§ Task prompt:
Retype the complete listing exactly as it appears.

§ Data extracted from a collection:
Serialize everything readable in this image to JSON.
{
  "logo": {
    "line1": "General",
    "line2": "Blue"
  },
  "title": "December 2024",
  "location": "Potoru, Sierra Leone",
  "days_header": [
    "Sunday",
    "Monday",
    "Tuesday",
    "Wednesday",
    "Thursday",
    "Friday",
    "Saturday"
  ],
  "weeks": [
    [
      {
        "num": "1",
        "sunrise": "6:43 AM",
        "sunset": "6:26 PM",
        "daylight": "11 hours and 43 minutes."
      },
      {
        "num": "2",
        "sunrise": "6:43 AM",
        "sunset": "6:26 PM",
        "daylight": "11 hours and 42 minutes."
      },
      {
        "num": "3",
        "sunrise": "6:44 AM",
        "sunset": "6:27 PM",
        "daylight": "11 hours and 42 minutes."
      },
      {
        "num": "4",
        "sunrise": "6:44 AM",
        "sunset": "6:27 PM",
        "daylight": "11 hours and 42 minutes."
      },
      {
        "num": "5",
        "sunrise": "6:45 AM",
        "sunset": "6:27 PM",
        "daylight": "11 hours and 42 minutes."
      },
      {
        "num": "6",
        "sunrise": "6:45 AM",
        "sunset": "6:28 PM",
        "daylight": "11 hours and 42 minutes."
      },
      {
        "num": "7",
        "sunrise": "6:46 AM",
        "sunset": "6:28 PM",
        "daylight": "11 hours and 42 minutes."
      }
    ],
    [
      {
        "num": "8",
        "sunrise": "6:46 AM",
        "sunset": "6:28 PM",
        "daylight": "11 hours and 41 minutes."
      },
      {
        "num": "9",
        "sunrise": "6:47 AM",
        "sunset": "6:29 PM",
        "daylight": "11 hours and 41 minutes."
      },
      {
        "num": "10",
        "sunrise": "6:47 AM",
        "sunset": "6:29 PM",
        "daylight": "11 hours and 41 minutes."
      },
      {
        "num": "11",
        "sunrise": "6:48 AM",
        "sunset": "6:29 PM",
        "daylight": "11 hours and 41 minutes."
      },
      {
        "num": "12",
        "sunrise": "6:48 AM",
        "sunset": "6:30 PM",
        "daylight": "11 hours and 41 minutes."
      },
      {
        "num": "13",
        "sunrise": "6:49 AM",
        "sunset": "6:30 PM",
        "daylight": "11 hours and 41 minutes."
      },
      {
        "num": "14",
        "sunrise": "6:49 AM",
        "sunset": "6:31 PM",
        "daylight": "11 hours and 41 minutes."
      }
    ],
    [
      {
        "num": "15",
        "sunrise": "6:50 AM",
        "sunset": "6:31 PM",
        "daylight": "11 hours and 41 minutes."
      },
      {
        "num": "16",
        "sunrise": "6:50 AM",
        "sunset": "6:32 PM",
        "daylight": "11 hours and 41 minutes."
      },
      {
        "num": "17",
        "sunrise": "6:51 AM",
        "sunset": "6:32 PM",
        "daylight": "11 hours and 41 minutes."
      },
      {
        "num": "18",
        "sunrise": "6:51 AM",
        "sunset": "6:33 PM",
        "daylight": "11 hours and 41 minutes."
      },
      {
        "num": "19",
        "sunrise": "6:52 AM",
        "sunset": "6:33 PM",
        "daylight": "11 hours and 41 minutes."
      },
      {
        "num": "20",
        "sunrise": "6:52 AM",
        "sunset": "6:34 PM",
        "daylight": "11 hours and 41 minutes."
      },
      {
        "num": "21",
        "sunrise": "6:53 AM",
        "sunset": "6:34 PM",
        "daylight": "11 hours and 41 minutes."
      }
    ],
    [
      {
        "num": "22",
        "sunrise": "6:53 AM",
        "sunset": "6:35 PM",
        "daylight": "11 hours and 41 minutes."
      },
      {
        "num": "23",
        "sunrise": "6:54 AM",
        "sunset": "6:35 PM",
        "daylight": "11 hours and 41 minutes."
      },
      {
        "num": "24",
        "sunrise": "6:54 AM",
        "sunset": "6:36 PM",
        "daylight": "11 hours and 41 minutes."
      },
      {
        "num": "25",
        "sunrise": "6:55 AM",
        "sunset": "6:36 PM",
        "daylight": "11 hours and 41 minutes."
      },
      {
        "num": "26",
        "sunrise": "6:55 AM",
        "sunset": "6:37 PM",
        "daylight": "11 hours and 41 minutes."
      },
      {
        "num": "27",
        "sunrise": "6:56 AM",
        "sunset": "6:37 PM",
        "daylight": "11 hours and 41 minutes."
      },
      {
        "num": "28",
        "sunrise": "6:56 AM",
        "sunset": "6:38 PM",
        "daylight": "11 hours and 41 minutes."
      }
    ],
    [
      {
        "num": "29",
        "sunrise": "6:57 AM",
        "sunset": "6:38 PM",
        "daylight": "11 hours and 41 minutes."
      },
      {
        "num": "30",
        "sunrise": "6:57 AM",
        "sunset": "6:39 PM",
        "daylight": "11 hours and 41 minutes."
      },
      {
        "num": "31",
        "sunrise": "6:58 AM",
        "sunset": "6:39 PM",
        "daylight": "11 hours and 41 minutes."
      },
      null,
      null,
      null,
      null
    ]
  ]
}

§ Output below:
Serialize everything readable in this image to JSON.
{
  "logo": {
    "line1": "General",
    "line2": "Blue"
  },
  "title": "December 2024",
  "location": "Potoru, Sierra Leone",
  "days_header": [
    "Sunday",
    "Monday",
    "Tuesday",
    "Wednesday",
    "Thursday",
    "Friday",
    "Saturday"
  ],
  "weeks": [
    [
      {
        "num": "1",
        "sunrise": "6:43 AM",
        "sunset": "6:26 PM",
        "daylight": "11 hours and 43 minutes."
      },
      {
        "num": "2",
        "sunrise": "6:43 AM",
        "sunset": "6:26 PM",
        "daylight": "11 hours and 42 minutes."
      },
      {
        "num": "3",
        "sunrise": "6:44 AM",
        "sunset": "6:27 PM",
        "daylight": "11 hours and 42 minutes."
      },
      {
        "num": "4",
        "sunrise": "6:44 AM",
        "sunset": "6:27 PM",
        "daylight": "11 hours and 42 minutes."
      },
      {
        "num": "5",
        "sunrise": "6:45 AM",
        "sunset": "6:27 PM",
        "daylight": "11 hours and 42 minutes."
      },
      {
        "num": "6",
        "sunrise": "6:45 AM",
        "sunset": "6:28 PM",
        "daylight": "11 hours and 42 minutes."
      },
      {
        "num": "7",
        "sunrise": "6:46 AM",
        "sunset": "6:28 PM",
        "daylight": "11 hours and 42 minutes."
      }
    ],
    [
      {
        "num": "8",
        "sunrise": "6:46 AM",
        "sunset": "6:28 PM",
        "daylight": "11 hours and 41 minutes."
      },
      {
        "num": "9",
        "sunrise": "6:47 AM",
        "sunset": "6:29 PM",
        "daylight": "11 hours and 41 minutes."
      },
      {
        "num": "10",
        "sunrise": "6:47 AM",
        "sunset": "6:29 PM",
        "daylight": "11 hours and 41 minutes."
      },
      {
        "num": "11",
        "sunrise": "6:48 AM",
        "sunset": "6:29 PM",
        "daylight": "11 hours and 41 minutes."
      },
      {
        "num": "12",
        "sunrise": "6:48 AM",
        "sunset": "6:30 PM",
        "daylight": "11 hours and 41 minutes."
      },
      {
        "num": "13",
        "sunrise": "6:49 AM",
        "sunset": "6:30 PM",
        "daylight": "11 hours and 41 minutes."
      },
      {
        "num": "14",
        "sunrise": "6:49 AM",
        "sunset": "6:31 PM",
        "daylight": "11 hours and 41 minutes."
      }
    ],
    [
      {
        "num": "15",
        "sunrise": "6:50 AM",
        "sunset": "6:31 PM",
        "daylight": "11 hours and 41 minutes."
      },
      {
        "num": "16",
        "sunrise": "6:50 AM",
        "sunset": "6:32 PM",
        "daylight": "11 hours and 41 minutes."
      },
      {
        "num": "17",
        "sunrise": "6:51 AM",
        "sunset": "6:32 PM",
        "daylight": "11 hours and 41 minutes."
      },
      {
        "num": "18",
        "sunrise": "6:51 AM",
        "sunset": "6:33 PM",
        "daylight": "11 hours and 41 minutes."
      },
      {
        "num": "19",
        "sunrise": "6:52 AM",
        "sunset": "6:33 PM",
        "daylight": "11 hours and 41 minutes."
      },
      {
        "num": "20",
        "sunrise": "6:52 AM",
        "sunset": "6:34 PM",
        "daylight": "11 hours and 41 minutes."
      },
      {
        "num": "21",
        "sunrise": "6:53 AM",
        "sunset": "6:34 PM",
        "daylight": "11 hours and 41 minutes."
      }
    ],
    [
      {
        "num": "22",
        "sunrise": "6:53 AM",
        "sunset": "6:35 PM",
        "daylight": "11 hours and 41 minutes."
      },
      {
        "num": "23",
        "sunrise": "6:54 AM",
        "sunset": "6:35 PM",
        "daylight": "11 hours and 41 minutes."
      },
      {
        "num": "24",
        "sunrise": "6:54 AM",
        "sunset": "6:36 PM",
        "daylight": "11 hours and 41 minutes."
      },
      {
        "num": "25",
        "sunrise": "6:55 AM",
        "sunset": "6:36 PM",
        "daylight": "11 hours and 41 minutes."
      },
      {
        "num": "26",
        "sunrise": "6:55 AM",
        "sunset": "6:37 PM",
        "daylight": "11 hours and 41 minutes."
      },
      {
        "num": "27",
        "sunrise": "6:56 AM",
        "sunset": "6:37 PM",
        "daylight": "11 hours and 41 minutes."
      },
      {
        "num": "28",
        "sunrise": "6:56 AM",
        "sunset": "6:38 PM",
        "daylight": "11 hours and 41 minutes."
      }
    ],
    [
      {
        "num": "29",
        "sunrise": "6:57 AM",
        "sunset": "6:38 PM",
        "daylight": "11 hours and 41 minutes."
      },
      {
        "num": "30",
        "sunrise": "6:57 AM",
        "sunset": "6:39 PM",
        "daylight": "11 hours and 41 minutes."
      },
      {
        "num": "31",
        "sunrise": "6:58 AM",
        "sunset": "6:39 PM",
        "daylight": "11 hours and 41 minutes."
      },
      null,
      null,
      null,
      null
    ]
  ]
}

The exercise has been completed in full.